## Provided entries
────────────────────────────────────────
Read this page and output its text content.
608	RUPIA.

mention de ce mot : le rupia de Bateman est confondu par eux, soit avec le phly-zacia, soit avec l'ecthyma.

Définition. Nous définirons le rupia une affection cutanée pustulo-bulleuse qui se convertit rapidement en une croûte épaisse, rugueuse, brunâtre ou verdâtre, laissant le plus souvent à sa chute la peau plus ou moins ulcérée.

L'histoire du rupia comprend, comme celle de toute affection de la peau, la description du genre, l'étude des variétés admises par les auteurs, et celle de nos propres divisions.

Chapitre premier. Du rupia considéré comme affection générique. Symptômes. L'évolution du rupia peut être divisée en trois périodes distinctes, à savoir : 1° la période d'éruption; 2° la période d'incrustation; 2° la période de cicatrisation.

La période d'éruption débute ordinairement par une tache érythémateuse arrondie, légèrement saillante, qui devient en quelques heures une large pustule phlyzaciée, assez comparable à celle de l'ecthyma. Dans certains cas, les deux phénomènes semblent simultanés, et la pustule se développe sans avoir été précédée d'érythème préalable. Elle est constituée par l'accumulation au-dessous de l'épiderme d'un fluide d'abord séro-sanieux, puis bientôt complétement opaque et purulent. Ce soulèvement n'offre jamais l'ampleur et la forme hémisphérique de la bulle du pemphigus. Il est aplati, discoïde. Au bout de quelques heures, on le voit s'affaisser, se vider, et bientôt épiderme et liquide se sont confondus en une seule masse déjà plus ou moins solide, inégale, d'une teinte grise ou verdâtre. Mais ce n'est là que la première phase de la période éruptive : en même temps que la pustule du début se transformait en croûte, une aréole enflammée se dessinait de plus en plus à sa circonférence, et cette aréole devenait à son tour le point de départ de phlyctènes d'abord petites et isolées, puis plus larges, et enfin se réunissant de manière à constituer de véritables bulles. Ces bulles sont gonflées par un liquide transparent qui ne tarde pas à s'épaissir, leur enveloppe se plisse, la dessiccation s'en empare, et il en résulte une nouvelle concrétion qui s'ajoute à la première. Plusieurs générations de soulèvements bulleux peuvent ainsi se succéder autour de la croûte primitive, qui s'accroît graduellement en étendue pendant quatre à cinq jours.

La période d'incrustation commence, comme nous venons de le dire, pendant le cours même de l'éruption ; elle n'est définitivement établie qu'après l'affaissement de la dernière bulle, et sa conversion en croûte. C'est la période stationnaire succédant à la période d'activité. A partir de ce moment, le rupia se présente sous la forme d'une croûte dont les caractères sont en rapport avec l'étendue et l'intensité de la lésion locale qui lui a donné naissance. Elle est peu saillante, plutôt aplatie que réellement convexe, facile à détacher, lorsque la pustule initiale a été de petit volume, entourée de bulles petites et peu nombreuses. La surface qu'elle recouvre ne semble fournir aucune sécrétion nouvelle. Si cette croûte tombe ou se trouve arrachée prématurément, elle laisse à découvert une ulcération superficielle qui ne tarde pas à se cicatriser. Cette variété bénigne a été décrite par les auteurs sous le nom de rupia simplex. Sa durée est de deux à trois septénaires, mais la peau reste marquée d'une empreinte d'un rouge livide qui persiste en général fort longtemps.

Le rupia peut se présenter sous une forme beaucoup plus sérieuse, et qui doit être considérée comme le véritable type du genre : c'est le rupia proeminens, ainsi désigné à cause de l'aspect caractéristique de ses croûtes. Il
────────────────────────────────────────
## To do
Report each line in the data that holds the word "peut".

## Complete output
Chapitre premier. Du rupia considéré comme affection générique. Symptômes. L'évolution du rupia peut être divisée en trois périodes distinctes, à savoir : 1° la période d'éruption; 2° la période d'incrustation; 2° la période de cicatrisation.
Le rupia peut se présenter sous une forme beaucoup plus sérieuse, et qui doit être considérée comme le véritable type du genre : c'est le rupia proeminens, ainsi désigné à cause de l'aspect caractéristique de ses croûtes. Il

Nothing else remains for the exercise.